● Aim
Identify and copy all lines of the material where the string "ชสวน" is found.
— START Input data —
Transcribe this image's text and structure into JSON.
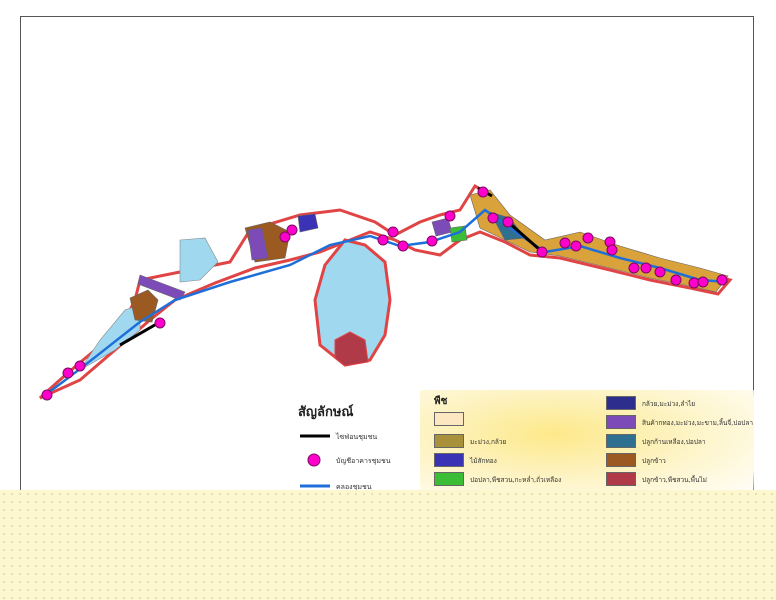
{
  "legend": {
    "title": "สัญลักษณ์",
    "line_items": [
      {
        "label": "ไซฟ่อนชุมชน",
        "symbol": "black-line",
        "color": "#000000"
      },
      {
        "label": "บัญชีอาคารชุมชน",
        "symbol": "magenta-circle",
        "color": "#ff00cc"
      },
      {
        "label": "คลองชุมชน",
        "symbol": "blue-line",
        "color": "#1e6fd9"
      }
    ],
    "crop_heading": "พืช",
    "crops": [
      {
        "label": "",
        "color": "#fde6c2"
      },
      {
        "label": "มะม่วง,กล้วย",
        "color": "#a8913a"
      },
      {
        "label": "ไม้สักทอง",
        "color": "#3a33b5"
      },
      {
        "label": "ปอปลา,พืชสวน,กะหล่ำ,ถั่วเหลือง",
        "color": "#3bbd35"
      },
      {
        "label": "",
        "color": "#39b7a0"
      },
      {
        "label": "กล้วย,มะม่วง,ลำไย",
        "color": "#2c2d8c"
      },
      {
        "label": "สินค้ากทอง,มะม่วง,มะขาม,ลิ้นจี่,ปอปลา",
        "color": "#7c4bb8"
      },
      {
        "label": "ปลูกก้านเหลือง,ปอปลา",
        "color": "#2f6f8f"
      },
      {
        "label": "ปลูกข้าว",
        "color": "#9a5a22"
      },
      {
        "label": "ปลูกข้าว,พืชสวน,พื้นไม่",
        "color": "#b03a48"
      }
    ]
  },
  "colors": {
    "boundary": "#e04444",
    "water": "#9fd8ef",
    "canal": "#1e6fd9",
    "point": "#ff00cc",
    "orchard": "#d9a23a"
  }
}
— END Input data —
● Right answer
        "label": "ปอปลา,พืชสวน,กะหล่ำ,ถั่วเหลือง",
        "label": "ปลูกข้าว,พืชสวน,พื้นไม่",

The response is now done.